**TASK TO COMPLETE**
Restate the full set of records exactly, word for word.

-------

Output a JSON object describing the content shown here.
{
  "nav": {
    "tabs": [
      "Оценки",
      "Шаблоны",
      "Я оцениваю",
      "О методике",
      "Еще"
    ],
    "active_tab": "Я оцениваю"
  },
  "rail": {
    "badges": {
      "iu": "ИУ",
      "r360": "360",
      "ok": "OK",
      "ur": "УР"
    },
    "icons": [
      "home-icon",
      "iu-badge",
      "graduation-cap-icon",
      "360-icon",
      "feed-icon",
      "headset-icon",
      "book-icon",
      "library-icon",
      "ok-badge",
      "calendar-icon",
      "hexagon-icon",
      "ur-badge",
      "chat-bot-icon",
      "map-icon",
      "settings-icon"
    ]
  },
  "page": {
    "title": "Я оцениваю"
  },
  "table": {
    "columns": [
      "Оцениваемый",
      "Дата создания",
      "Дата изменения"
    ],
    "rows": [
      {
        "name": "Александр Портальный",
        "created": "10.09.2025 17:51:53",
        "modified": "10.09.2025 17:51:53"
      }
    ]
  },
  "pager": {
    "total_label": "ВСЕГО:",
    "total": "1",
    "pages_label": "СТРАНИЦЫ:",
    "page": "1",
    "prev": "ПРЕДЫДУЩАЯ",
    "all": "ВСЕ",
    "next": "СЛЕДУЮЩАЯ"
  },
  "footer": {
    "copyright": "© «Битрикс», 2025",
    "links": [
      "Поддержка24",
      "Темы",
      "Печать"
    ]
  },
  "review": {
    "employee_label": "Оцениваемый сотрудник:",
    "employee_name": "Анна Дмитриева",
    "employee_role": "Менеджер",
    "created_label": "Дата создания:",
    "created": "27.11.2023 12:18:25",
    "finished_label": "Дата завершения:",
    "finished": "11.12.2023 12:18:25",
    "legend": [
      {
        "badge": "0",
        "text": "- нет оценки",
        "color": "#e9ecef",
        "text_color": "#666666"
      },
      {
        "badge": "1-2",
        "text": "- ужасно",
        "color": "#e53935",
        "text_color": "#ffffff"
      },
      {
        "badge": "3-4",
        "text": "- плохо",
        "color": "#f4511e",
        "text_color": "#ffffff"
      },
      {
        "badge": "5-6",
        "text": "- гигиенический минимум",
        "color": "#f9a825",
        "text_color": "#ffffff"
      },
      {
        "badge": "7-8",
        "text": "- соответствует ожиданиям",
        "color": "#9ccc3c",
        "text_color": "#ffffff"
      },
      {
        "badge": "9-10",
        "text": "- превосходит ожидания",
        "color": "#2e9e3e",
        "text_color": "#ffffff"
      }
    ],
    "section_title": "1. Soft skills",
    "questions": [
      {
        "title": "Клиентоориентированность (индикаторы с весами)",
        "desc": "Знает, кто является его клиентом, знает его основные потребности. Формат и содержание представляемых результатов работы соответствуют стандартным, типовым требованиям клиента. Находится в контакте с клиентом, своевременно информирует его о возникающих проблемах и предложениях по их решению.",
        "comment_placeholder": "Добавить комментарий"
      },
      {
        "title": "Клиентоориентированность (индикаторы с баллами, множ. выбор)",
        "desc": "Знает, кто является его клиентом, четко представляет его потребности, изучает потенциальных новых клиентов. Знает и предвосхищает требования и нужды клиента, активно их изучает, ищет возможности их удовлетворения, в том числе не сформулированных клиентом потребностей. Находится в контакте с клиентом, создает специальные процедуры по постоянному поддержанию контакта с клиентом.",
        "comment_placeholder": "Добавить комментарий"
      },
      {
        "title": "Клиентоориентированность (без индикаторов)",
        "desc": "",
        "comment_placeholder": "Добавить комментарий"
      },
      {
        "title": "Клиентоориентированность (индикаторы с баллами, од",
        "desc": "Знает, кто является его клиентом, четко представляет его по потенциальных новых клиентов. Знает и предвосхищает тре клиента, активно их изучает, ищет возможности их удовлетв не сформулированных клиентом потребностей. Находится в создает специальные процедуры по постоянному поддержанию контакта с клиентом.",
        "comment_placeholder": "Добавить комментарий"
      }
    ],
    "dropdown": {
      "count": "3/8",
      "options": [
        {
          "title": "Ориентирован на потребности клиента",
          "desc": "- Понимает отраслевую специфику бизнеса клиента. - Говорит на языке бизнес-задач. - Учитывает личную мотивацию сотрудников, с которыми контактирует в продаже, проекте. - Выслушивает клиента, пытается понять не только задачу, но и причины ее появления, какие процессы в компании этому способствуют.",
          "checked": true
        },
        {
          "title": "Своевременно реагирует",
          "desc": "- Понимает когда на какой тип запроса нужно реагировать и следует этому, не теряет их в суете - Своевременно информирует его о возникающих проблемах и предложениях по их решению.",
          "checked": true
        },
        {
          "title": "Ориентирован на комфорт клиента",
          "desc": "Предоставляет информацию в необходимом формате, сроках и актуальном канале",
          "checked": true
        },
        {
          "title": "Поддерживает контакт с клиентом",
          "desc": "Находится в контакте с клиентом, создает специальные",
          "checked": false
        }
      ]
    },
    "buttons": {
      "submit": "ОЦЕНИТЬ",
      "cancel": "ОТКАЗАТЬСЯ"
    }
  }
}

-------

**SOLUTION FOR THIS EXERCISE**
Output a JSON object describing the content shown here.
{
  "nav": {
    "tabs": [
      "Оценки",
      "Шаблоны",
      "Я оцениваю",
      "О методике",
      "Еще"
    ],
    "active_tab": "Я оцениваю"
  },
  "rail": {
    "badges": {
      "iu": "ИУ",
      "r360": "360",
      "ok": "OK",
      "ur": "УР"
    },
    "icons": [
      "home-icon",
      "iu-badge",
      "graduation-cap-icon",
      "360-icon",
      "feed-icon",
      "headset-icon",
      "book-icon",
      "library-icon",
      "ok-badge",
      "calendar-icon",
      "hexagon-icon",
      "ur-badge",
      "chat-bot-icon",
      "map-icon",
      "settings-icon"
    ]
  },
  "page": {
    "title": "Я оцениваю"
  },
  "table": {
    "columns": [
      "Оцениваемый",
      "Дата создания",
      "Дата изменения"
    ],
    "rows": [
      {
        "name": "Александр Портальный",
        "created": "10.09.2025 17:51:53",
        "modified": "10.09.2025 17:51:53"
      }
    ]
  },
  "pager": {
    "total_label": "ВСЕГО:",
    "total": "1",
    "pages_label": "СТРАНИЦЫ:",
    "page": "1",
    "prev": "ПРЕДЫДУЩАЯ",
    "all": "ВСЕ",
    "next": "СЛЕДУЮЩАЯ"
  },
  "footer": {
    "copyright": "© «Битрикс», 2025",
    "links": [
      "Поддержка24",
      "Темы",
      "Печать"
    ]
  },
  "review": {
    "employee_label": "Оцениваемый сотрудник:",
    "employee_name": "Анна Дмитриева",
    "employee_role": "Менеджер",
    "created_label": "Дата создания:",
    "created": "27.11.2023 12:18:25",
    "finished_label": "Дата завершения:",
    "finished": "11.12.2023 12:18:25",
    "legend": [
      {
        "badge": "0",
        "text": "- нет оценки",
        "color": "#e9ecef",
        "text_color": "#666666"
      },
      {
        "badge": "1-2",
        "text": "- ужасно",
        "color": "#e53935",
        "text_color": "#ffffff"
      },
      {
        "badge": "3-4",
        "text": "- плохо",
        "color": "#f4511e",
        "text_color": "#ffffff"
      },
      {
        "badge": "5-6",
        "text": "- гигиенический минимум",
        "color": "#f9a825",
        "text_color": "#ffffff"
      },
      {
        "badge": "7-8",
        "text": "- соответствует ожиданиям",
        "color": "#9ccc3c",
        "text_color": "#ffffff"
      },
      {
        "badge": "9-10",
        "text": "- превосходит ожидания",
        "color": "#2e9e3e",
        "text_color": "#ffffff"
      }
    ],
    "section_title": "1. Soft skills",
    "questions": [
      {
        "title": "Клиентоориентированность (индикаторы с весами)",
        "desc": "Знает, кто является его клиентом, знает его основные потребности. Формат и содержание представляемых результатов работы соответствуют стандартным, типовым требованиям клиента. Находится в контакте с клиентом, своевременно информирует его о возникающих проблемах и предложениях по их решению.",
        "comment_placeholder": "Добавить комментарий"
      },
      {
        "title": "Клиентоориентированность (индикаторы с баллами, множ. выбор)",
        "desc": "Знает, кто является его клиентом, четко представляет его потребности, изучает потенциальных новых клиентов. Знает и предвосхищает требования и нужды клиента, активно их изучает, ищет возможности их удовлетворения, в том числе не сформулированных клиентом потребностей. Находится в контакте с клиентом, создает специальные процедуры по постоянному поддержанию контакта с клиентом.",
        "comment_placeholder": "Добавить комментарий"
      },
      {
        "title": "Клиентоориентированность (без индикаторов)",
        "desc": "",
        "comment_placeholder": "Добавить комментарий"
      },
      {
        "title": "Клиентоориентированность (индикаторы с баллами, од",
        "desc": "Знает, кто является его клиентом, четко представляет его по потенциальных новых клиентов. Знает и предвосхищает тре клиента, активно их изучает, ищет возможности их удовлетв не сформулированных клиентом потребностей. Находится в создает специальные процедуры по постоянному поддержанию контакта с клиентом.",
        "comment_placeholder": "Добавить комментарий"
      }
    ],
    "dropdown": {
      "count": "3/8",
      "options": [
        {
          "title": "Ориентирован на потребности клиента",
          "desc": "- Понимает отраслевую специфику бизнеса клиента. - Говорит на языке бизнес-задач. - Учитывает личную мотивацию сотрудников, с которыми контактирует в продаже, проекте. - Выслушивает клиента, пытается понять не только задачу, но и причины ее появления, какие процессы в компании этому способствуют.",
          "checked": true
        },
        {
          "title": "Своевременно реагирует",
          "desc": "- Понимает когда на какой тип запроса нужно реагировать и следует этому, не теряет их в суете - Своевременно информирует его о возникающих проблемах и предложениях по их решению.",
          "checked": true
        },
        {
          "title": "Ориентирован на комфорт клиента",
          "desc": "Предоставляет информацию в необходимом формате, сроках и актуальном канале",
          "checked": true
        },
        {
          "title": "Поддерживает контакт с клиентом",
          "desc": "Находится в контакте с клиентом, создает специальные",
          "checked": false
        }
      ]
    },
    "buttons": {
      "submit": "ОЦЕНИТЬ",
      "cancel": "ОТКАЗАТЬСЯ"
    }
  }
}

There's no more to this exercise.